## WHAT THE TASK REQUIRES
Provide only the number of lines where "satellite" occurs.

## RAW RECORDS

###

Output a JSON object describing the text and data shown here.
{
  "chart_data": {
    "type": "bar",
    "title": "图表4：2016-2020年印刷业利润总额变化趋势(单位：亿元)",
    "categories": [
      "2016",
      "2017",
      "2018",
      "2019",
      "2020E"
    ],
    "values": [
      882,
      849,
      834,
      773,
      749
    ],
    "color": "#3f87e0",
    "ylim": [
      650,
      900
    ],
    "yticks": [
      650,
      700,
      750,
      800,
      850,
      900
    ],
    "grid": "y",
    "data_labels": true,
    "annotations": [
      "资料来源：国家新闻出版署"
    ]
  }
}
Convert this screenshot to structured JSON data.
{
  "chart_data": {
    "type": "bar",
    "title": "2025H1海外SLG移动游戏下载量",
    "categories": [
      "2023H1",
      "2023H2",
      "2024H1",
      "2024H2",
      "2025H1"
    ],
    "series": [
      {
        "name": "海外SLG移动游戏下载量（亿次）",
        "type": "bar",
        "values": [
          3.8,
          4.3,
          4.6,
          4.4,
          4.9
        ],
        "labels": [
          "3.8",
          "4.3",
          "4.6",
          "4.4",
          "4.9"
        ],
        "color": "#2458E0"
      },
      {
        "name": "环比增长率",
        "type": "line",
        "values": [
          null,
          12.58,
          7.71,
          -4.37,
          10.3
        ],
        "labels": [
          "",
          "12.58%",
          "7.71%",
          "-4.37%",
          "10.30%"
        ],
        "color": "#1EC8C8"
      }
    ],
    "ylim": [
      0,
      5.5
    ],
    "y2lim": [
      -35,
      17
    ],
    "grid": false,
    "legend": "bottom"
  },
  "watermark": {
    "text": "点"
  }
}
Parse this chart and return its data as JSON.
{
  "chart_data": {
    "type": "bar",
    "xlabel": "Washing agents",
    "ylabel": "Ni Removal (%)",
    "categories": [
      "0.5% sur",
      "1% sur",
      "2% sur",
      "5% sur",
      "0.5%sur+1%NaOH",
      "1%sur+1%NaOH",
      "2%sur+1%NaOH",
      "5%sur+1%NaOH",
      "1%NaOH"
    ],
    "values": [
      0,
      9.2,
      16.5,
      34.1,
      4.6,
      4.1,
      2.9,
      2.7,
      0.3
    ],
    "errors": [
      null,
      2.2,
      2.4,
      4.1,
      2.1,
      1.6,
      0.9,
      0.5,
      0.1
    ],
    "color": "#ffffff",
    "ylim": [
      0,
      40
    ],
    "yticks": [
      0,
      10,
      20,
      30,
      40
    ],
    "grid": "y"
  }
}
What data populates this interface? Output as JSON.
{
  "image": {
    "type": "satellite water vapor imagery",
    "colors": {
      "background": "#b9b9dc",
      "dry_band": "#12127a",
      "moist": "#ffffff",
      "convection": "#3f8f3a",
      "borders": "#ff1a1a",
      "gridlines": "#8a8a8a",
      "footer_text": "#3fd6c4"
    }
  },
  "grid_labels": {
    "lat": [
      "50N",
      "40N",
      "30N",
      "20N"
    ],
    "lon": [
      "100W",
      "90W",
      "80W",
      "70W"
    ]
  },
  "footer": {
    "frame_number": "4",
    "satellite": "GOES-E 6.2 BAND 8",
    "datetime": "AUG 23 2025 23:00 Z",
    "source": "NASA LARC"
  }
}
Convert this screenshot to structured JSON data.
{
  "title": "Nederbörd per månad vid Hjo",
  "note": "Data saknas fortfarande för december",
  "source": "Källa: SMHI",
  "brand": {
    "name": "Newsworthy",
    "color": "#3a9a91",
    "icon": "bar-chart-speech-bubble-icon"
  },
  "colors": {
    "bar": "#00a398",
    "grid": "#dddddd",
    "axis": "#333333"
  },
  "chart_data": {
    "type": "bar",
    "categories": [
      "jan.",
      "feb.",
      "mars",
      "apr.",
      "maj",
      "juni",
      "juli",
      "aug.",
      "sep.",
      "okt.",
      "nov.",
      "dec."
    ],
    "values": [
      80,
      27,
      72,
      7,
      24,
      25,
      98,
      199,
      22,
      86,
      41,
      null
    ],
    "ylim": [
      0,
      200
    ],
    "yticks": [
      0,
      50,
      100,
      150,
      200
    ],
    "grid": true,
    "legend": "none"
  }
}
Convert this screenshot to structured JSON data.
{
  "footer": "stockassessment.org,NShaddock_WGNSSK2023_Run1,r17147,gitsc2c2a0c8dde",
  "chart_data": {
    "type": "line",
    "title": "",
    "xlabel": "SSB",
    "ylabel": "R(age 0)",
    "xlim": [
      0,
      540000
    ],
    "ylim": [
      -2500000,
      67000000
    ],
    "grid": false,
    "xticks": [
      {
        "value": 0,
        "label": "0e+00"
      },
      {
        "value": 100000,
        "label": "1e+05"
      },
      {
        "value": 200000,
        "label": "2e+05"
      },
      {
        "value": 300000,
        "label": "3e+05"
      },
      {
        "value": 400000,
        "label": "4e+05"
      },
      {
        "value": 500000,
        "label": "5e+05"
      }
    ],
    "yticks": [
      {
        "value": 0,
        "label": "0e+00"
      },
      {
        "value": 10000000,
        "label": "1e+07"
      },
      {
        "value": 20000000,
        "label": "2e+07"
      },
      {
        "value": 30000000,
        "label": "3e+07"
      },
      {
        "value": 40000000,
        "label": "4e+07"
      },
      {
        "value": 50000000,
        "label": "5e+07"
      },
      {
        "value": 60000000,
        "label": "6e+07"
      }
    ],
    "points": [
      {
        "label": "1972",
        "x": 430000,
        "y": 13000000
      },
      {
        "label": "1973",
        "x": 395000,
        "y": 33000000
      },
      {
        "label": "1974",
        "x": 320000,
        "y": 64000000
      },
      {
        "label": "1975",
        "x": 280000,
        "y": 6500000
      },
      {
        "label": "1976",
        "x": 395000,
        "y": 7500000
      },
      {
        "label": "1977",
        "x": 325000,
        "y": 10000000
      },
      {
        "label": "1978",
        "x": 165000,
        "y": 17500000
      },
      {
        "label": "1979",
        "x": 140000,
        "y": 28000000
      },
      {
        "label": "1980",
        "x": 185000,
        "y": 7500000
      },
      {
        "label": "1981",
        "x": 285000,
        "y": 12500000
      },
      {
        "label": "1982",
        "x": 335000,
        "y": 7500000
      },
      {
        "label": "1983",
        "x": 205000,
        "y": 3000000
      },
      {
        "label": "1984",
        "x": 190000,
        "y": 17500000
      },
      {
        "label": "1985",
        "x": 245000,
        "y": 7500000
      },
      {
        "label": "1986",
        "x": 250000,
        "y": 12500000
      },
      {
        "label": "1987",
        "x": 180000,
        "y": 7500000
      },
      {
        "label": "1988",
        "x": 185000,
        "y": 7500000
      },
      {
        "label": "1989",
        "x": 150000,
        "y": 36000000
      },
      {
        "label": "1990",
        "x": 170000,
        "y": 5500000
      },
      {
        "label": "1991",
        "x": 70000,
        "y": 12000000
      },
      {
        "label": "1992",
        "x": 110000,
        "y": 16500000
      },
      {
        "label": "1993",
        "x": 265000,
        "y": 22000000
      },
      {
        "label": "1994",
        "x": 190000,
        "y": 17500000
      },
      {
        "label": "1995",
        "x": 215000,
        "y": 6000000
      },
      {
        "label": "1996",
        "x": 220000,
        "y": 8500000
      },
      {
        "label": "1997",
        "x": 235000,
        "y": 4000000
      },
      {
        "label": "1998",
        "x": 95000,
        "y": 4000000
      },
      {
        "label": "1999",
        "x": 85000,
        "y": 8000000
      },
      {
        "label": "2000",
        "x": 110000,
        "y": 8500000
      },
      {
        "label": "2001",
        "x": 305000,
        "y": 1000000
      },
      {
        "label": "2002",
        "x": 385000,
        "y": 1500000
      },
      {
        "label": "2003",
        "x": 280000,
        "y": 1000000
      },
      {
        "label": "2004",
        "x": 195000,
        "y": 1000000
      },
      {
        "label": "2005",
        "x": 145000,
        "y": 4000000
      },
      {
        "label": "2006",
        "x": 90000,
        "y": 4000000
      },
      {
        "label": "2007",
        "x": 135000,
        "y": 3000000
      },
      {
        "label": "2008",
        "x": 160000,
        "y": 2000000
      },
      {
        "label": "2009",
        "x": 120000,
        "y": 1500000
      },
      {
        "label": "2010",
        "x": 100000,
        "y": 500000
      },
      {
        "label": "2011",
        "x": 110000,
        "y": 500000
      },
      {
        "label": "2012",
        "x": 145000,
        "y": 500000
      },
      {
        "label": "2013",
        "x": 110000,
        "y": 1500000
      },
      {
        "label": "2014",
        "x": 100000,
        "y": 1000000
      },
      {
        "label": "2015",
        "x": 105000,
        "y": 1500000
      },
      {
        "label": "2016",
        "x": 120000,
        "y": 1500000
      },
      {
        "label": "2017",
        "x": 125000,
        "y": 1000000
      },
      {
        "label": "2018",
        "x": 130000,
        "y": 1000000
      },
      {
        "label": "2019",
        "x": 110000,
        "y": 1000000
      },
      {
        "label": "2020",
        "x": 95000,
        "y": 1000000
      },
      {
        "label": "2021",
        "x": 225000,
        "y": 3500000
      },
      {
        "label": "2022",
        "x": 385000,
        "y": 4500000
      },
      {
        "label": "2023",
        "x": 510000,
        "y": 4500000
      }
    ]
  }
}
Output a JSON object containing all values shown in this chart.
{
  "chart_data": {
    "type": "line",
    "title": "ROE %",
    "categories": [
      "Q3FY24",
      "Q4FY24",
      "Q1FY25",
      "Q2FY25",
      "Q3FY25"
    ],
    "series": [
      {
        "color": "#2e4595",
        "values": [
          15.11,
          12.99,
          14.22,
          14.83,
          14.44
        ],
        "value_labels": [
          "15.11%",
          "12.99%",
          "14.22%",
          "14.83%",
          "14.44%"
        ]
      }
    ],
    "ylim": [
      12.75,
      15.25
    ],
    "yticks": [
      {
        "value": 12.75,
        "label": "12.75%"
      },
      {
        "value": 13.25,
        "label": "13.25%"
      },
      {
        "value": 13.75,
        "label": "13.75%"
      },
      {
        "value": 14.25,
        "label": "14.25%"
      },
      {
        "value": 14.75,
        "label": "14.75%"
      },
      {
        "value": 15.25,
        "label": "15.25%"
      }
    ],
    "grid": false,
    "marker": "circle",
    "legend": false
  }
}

###

## ANSWER TO THE EXERCISE
2